| Task directions |
Copy, from the data below, every line that has "Kommunstyrelsens" in it.

'''

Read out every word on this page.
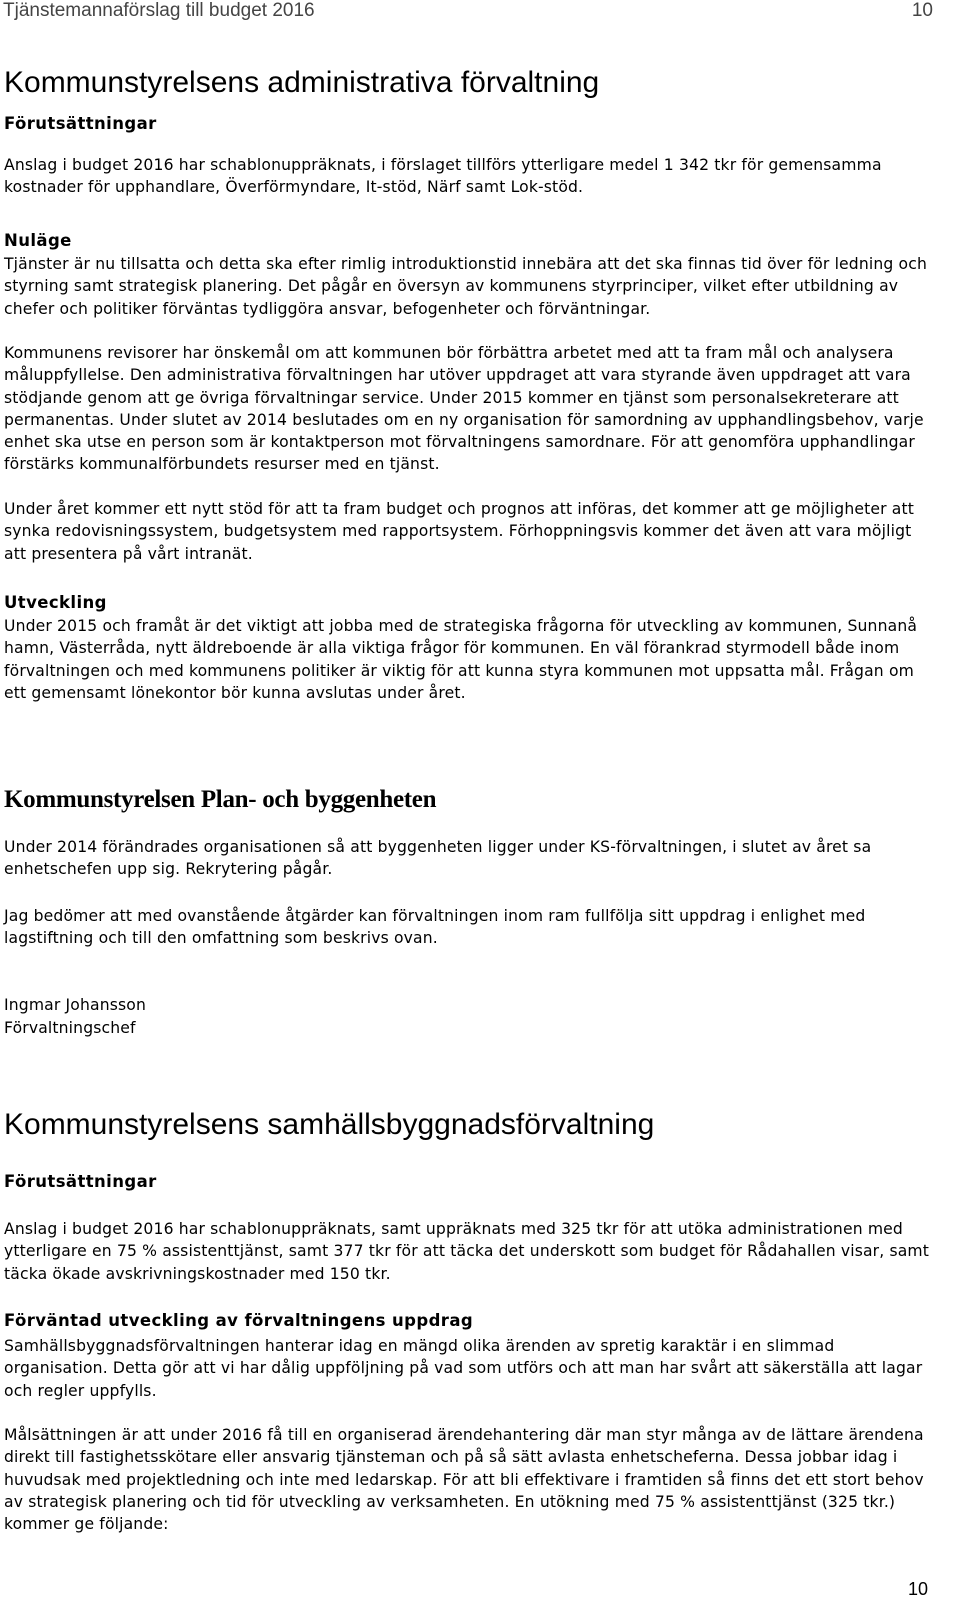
Tjänstemannaförslag till budget 2016	10
Kommunstyrelsens administrativa förvaltning
Förutsättningar

Anslag i budget 2016 har schablonuppräknats, i förslaget tillförs ytterligare medel 1 342 tkr för gemensamma kostnader för upphandlare, Överförmyndare, It-stöd, Närf samt Lok-stöd.

Nuläge

Tjänster är nu tillsatta och detta ska efter rimlig introduktionstid innebära att det ska finnas tid över för ledning och styrning samt strategisk planering. Det pågår en översyn av kommunens styrprinciper, vilket efter utbildning av chefer och politiker förväntas tydliggöra ansvar, befogenheter och förväntningar.

Kommunens revisorer har önskemål om att kommunen bör förbättra arbetet med att ta fram mål och analysera måluppfyllelse. Den administrativa förvaltningen har utöver uppdraget att vara styrande även uppdraget att vara stödjande genom att ge övriga förvaltningar service. Under 2015 kommer en tjänst som personalsekreterare att permanentas. Under slutet av 2014 beslutades om en ny organisation för samordning av upphandlingsbehov, varje enhet ska utse en person som är kontaktperson mot förvaltningens samordnare. För att genomföra upphandlingar förstärks kommunalförbundets resurser med en tjänst.

Under året kommer ett nytt stöd för att ta fram budget och prognos att införas, det kommer att ge möjligheter att synka redovisningssystem, budgetsystem med rapportsystem. Förhoppningsvis kommer det även att vara möjligt att presentera på vårt intranät.

Utveckling

Under 2015 och framåt är det viktigt att jobba med de strategiska frågorna för utveckling av kommunen, Sunnanå hamn, Västerråda, nytt äldreboende är alla viktiga frågor för kommunen. En väl förankrad styrmodell både inom förvaltningen och med kommunens politiker är viktig för att kunna styra kommunen mot uppsatta mål. Frågan om ett gemensamt lönekontor bör kunna avslutas under året.

Kommunstyrelsen Plan- och byggenheten

Under 2014 förändrades organisationen så att byggenheten ligger under KS-förvaltningen, i slutet av året sa enhetschefen upp sig. Rekrytering pågår.

Jag bedömer att med ovanstående åtgärder kan förvaltningen inom ram fullfölja sitt uppdrag i enlighet med lagstiftning och till den omfattning som beskrivs ovan.

Ingmar Johansson
Förvaltningschef
Kommunstyrelsens samhällsbyggnadsförvaltning
Förutsättningar

Anslag i budget 2016 har schablonuppräknats, samt uppräknats med 325 tkr för att utöka administrationen med ytterligare en 75 % assistenttjänst, samt 377 tkr för att täcka det underskott som budget för Rådahallen visar, samt täcka ökade avskrivningskostnader med 150 tkr.

Förväntad utveckling av förvaltningens uppdrag

Samhällsbyggnadsförvaltningen hanterar idag en mängd olika ärenden av spretig karaktär i en slimmad organisation. Detta gör att vi har dålig uppföljning på vad som utförs och att man har svårt att säkerställa att lagar och regler uppfylls.

Målsättningen är att under 2016 få till en organiserad ärendehantering där man styr många av de lättare ärendena direkt till fastighetsskötare eller ansvarig tjänsteman och på så sätt avlasta enhetscheferna. Dessa jobbar idag i huvudsak med projektledning och inte med ledarskap. För att bli effektivare i framtiden så finns det ett stort behov av strategisk planering och tid för utveckling av verksamheten. En utökning med 75 % assistenttjänst (325 tkr.) kommer ge följande:

10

'''

| Exercise answer |
Kommunstyrelsens administrativa förvaltning
Kommunstyrelsens samhällsbyggnadsförvaltning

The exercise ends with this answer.